Data entries:
↓↓↓

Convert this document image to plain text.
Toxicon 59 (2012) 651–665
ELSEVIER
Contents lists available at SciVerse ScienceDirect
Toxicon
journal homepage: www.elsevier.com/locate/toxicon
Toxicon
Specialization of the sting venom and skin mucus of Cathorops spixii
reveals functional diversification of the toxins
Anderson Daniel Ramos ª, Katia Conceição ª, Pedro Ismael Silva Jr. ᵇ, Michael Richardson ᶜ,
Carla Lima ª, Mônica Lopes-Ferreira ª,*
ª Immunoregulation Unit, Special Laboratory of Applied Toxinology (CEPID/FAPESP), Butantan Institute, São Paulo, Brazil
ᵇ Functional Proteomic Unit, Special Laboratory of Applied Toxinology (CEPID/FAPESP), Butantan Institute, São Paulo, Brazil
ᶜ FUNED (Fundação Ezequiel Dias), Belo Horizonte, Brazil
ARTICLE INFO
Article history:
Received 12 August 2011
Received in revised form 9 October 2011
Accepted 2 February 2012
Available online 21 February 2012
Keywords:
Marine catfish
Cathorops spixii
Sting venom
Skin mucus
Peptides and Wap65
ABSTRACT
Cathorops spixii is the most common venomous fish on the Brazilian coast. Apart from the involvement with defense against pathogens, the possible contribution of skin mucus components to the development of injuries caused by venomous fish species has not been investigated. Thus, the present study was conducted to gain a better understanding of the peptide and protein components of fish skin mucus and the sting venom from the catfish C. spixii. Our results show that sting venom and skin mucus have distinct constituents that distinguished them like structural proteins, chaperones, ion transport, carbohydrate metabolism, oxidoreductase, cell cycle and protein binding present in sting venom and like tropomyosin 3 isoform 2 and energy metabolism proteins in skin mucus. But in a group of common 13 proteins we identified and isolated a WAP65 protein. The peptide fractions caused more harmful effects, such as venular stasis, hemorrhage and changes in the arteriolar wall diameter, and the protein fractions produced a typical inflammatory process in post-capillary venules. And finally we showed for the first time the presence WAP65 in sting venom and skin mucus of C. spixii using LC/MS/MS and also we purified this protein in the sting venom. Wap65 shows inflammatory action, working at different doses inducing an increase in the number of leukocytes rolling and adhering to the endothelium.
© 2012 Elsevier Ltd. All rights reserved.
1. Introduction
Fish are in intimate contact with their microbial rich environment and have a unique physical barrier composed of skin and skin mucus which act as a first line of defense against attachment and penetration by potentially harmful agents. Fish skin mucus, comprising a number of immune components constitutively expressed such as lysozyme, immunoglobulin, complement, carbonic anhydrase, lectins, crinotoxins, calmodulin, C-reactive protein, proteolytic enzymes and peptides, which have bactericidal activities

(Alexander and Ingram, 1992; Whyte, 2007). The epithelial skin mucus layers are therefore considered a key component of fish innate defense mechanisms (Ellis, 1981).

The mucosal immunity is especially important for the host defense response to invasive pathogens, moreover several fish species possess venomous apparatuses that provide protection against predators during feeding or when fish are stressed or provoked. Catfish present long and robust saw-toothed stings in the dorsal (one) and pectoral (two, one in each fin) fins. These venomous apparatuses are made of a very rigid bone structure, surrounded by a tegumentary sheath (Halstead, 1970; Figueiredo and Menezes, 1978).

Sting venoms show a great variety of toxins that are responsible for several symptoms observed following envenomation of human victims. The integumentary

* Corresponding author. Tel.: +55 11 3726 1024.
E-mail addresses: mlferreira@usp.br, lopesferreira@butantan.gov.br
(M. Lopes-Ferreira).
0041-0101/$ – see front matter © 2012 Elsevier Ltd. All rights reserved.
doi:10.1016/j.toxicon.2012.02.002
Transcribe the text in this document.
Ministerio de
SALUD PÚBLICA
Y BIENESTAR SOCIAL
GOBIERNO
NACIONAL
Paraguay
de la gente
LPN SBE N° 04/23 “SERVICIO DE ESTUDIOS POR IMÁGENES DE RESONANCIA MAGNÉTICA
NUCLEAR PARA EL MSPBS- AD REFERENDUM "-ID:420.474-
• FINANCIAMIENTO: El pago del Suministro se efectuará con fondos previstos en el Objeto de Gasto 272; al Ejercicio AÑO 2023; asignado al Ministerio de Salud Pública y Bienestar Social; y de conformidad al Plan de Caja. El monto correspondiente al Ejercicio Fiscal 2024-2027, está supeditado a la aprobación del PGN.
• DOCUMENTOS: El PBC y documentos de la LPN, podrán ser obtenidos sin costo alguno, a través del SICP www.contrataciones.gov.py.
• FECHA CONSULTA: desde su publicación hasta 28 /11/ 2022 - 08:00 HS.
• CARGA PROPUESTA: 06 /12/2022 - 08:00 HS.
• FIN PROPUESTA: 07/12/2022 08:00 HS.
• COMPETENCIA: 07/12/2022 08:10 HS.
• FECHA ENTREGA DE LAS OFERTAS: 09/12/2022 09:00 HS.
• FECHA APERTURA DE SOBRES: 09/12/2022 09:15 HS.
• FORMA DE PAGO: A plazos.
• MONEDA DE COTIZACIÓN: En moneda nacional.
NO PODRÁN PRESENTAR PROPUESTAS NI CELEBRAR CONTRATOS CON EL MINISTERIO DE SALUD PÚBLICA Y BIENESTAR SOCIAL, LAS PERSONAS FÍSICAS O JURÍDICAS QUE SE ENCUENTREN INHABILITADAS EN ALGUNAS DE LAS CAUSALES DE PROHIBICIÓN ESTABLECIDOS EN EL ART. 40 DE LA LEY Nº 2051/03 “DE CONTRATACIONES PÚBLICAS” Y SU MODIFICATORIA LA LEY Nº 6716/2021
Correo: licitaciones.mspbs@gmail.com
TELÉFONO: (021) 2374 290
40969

↑↑↑

- Problem statement
Starting from the line that contains "Transcribe the text in this document.", reproduce each line of the data exactly through the last one.

- Result
Transcribe the text in this document.
Ministerio de
SALUD PÚBLICA
Y BIENESTAR SOCIAL
GOBIERNO
NACIONAL
Paraguay
de la gente
LPN SBE N° 04/23 “SERVICIO DE ESTUDIOS POR IMÁGENES DE RESONANCIA MAGNÉTICA
NUCLEAR PARA EL MSPBS- AD REFERENDUM "-ID:420.474-
• FINANCIAMIENTO: El pago del Suministro se efectuará con fondos previstos en el Objeto de Gasto 272; al Ejercicio AÑO 2023; asignado al Ministerio de Salud Pública y Bienestar Social; y de conformidad al Plan de Caja. El monto correspondiente al Ejercicio Fiscal 2024-2027, está supeditado a la aprobación del PGN.
• DOCUMENTOS: El PBC y documentos de la LPN, podrán ser obtenidos sin costo alguno, a través del SICP www.contrataciones.gov.py.
• FECHA CONSULTA: desde su publicación hasta 28 /11/ 2022 - 08:00 HS.
• CARGA PROPUESTA: 06 /12/2022 - 08:00 HS.
• FIN PROPUESTA: 07/12/2022 08:00 HS.
• COMPETENCIA: 07/12/2022 08:10 HS.
• FECHA ENTREGA DE LAS OFERTAS: 09/12/2022 09:00 HS.
• FECHA APERTURA DE SOBRES: 09/12/2022 09:15 HS.
• FORMA DE PAGO: A plazos.
• MONEDA DE COTIZACIÓN: En moneda nacional.
NO PODRÁN PRESENTAR PROPUESTAS NI CELEBRAR CONTRATOS CON EL MINISTERIO DE SALUD PÚBLICA Y BIENESTAR SOCIAL, LAS PERSONAS FÍSICAS O JURÍDICAS QUE SE ENCUENTREN INHABILITADAS EN ALGUNAS DE LAS CAUSALES DE PROHIBICIÓN ESTABLECIDOS EN EL ART. 40 DE LA LEY Nº 2051/03 “DE CONTRATACIONES PÚBLICAS” Y SU MODIFICATORIA LA LEY Nº 6716/2021
Correo: licitaciones.mspbs@gmail.com
TELÉFONO: (021) 2374 290
40969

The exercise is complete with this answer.